Set down each record exactly as written.

- - - - - - -

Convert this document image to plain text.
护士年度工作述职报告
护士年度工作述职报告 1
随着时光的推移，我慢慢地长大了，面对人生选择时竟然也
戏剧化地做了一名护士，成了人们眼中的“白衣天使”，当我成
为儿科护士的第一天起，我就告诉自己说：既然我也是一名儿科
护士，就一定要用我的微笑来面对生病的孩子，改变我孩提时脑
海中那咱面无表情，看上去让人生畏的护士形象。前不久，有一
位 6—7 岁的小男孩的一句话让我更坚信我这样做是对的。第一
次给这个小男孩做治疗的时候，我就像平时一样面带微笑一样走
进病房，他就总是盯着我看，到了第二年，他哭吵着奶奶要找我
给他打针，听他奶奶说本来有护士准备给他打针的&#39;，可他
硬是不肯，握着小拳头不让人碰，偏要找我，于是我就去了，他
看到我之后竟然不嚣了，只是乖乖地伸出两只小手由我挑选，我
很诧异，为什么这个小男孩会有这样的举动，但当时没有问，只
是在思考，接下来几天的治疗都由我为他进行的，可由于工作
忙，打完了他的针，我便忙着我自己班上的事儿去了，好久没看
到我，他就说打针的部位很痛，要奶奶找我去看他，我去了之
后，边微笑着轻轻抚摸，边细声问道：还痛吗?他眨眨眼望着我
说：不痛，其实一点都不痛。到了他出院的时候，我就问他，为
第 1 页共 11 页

- - - - - - -

Exercise result:
Convert this document image to plain text.
护士年度工作述职报告
护士年度工作述职报告 1
随着时光的推移，我慢慢地长大了，面对人生选择时竟然也
戏剧化地做了一名护士，成了人们眼中的“白衣天使”，当我成
为儿科护士的第一天起，我就告诉自己说：既然我也是一名儿科
护士，就一定要用我的微笑来面对生病的孩子，改变我孩提时脑
海中那咱面无表情，看上去让人生畏的护士形象。前不久，有一
位 6—7 岁的小男孩的一句话让我更坚信我这样做是对的。第一
次给这个小男孩做治疗的时候，我就像平时一样面带微笑一样走
进病房，他就总是盯着我看，到了第二年，他哭吵着奶奶要找我
给他打针，听他奶奶说本来有护士准备给他打针的&#39;，可他
硬是不肯，握着小拳头不让人碰，偏要找我，于是我就去了，他
看到我之后竟然不嚣了，只是乖乖地伸出两只小手由我挑选，我
很诧异，为什么这个小男孩会有这样的举动，但当时没有问，只
是在思考，接下来几天的治疗都由我为他进行的，可由于工作
忙，打完了他的针，我便忙着我自己班上的事儿去了，好久没看
到我，他就说打针的部位很痛，要奶奶找我去看他，我去了之
后，边微笑着轻轻抚摸，边细声问道：还痛吗?他眨眨眼望着我
说：不痛，其实一点都不痛。到了他出院的时候，我就问他，为
第 1 页共 11 页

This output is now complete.